Keep the pictures out of the copy and repeat the records exactly.
:: Data to process
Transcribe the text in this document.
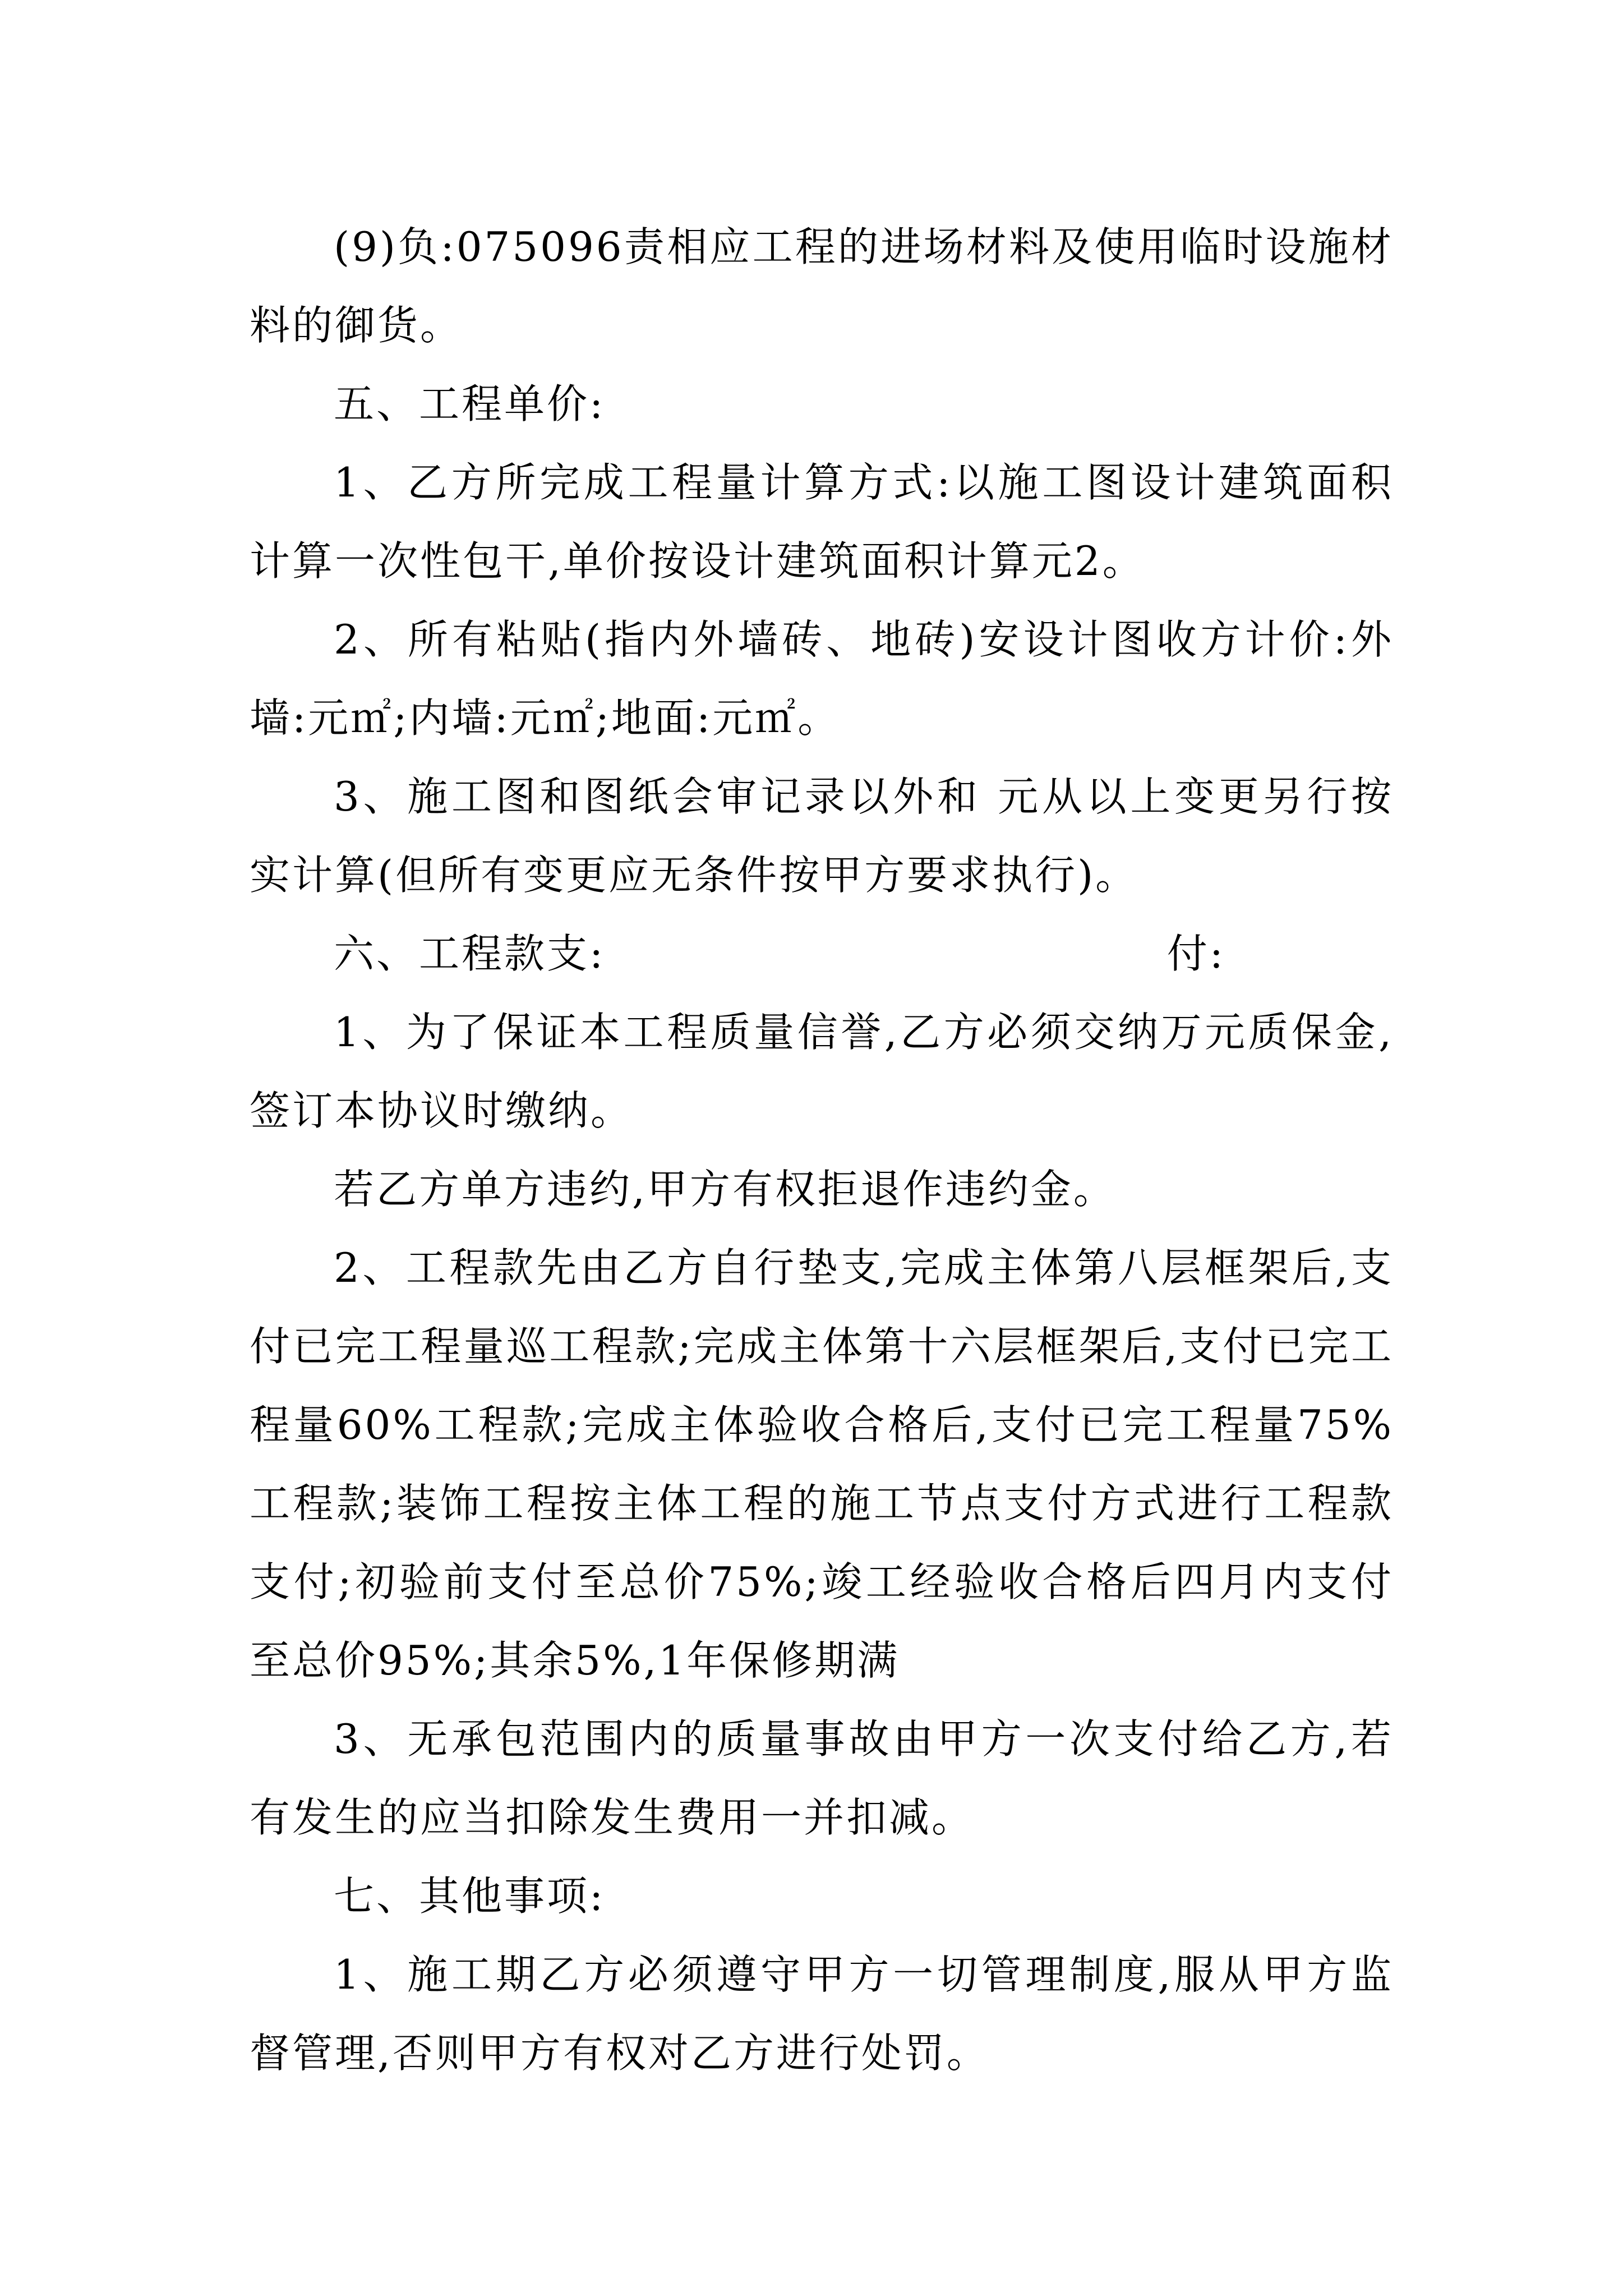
(9)负:075096责相应工程的进场材料及使用临时设施材料的御货。

五、工程单价:

1、乙方所完成工程量计算方式:以施工图设计建筑面积计算一次性包干,单价按设计建筑面积计算元2。

2、所有粘贴(指内外墙砖、地砖)安设计图收方计价:外墙:元㎡;内墙:元㎡;地面:元㎡。

3、施工图和图纸会审记录以外和 元从以上变更另行按实计算(但所有变更应无条件按甲方要求执行)。

六、工程款支:	付:

1、为了保证本工程质量信誉,乙方必须交纳万元质保金,签订本协议时缴纳。

若乙方单方违约,甲方有权拒退作违约金。

2、工程款先由乙方自行垫支,完成主体第八层框架后,支付已完工程量巡工程款;完成主体第十六层框架后,支付已完工程量60%工程款;完成主体验收合格后,支付已完工程量75%工程款;装饰工程按主体工程的施工节点支付方式进行工程款支付;初验前支付至总价75%;竣工经验收合格后四月内支付至总价95%;其余5%,1年保修期满

3、无承包范围内的质量事故由甲方一次支付给乙方,若有发生的应当扣除发生费用一并扣减。

七、其他事项:

1、施工期乙方必须遵守甲方一切管理制度,服从甲方监督管理,否则甲方有权对乙方进行处罚。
::::
§ Output below
Transcribe the text in this document.
(9)负:075096责相应工程的进场材料及使用临时设施材料的御货。

五、工程单价:

1、乙方所完成工程量计算方式:以施工图设计建筑面积计算一次性包干,单价按设计建筑面积计算元2。

2、所有粘贴(指内外墙砖、地砖)安设计图收方计价:外墙:元㎡;内墙:元㎡;地面:元㎡。

3、施工图和图纸会审记录以外和 元从以上变更另行按实计算(但所有变更应无条件按甲方要求执行)。

六、工程款支:	付:

1、为了保证本工程质量信誉,乙方必须交纳万元质保金,签订本协议时缴纳。

若乙方单方违约,甲方有权拒退作违约金。

2、工程款先由乙方自行垫支,完成主体第八层框架后,支付已完工程量巡工程款;完成主体第十六层框架后,支付已完工程量60%工程款;完成主体验收合格后,支付已完工程量75%工程款;装饰工程按主体工程的施工节点支付方式进行工程款支付;初验前支付至总价75%;竣工经验收合格后四月内支付至总价95%;其余5%,1年保修期满

3、无承包范围内的质量事故由甲方一次支付给乙方,若有发生的应当扣除发生费用一并扣减。

七、其他事项:

1、施工期乙方必须遵守甲方一切管理制度,服从甲方监督管理,否则甲方有权对乙方进行处罚。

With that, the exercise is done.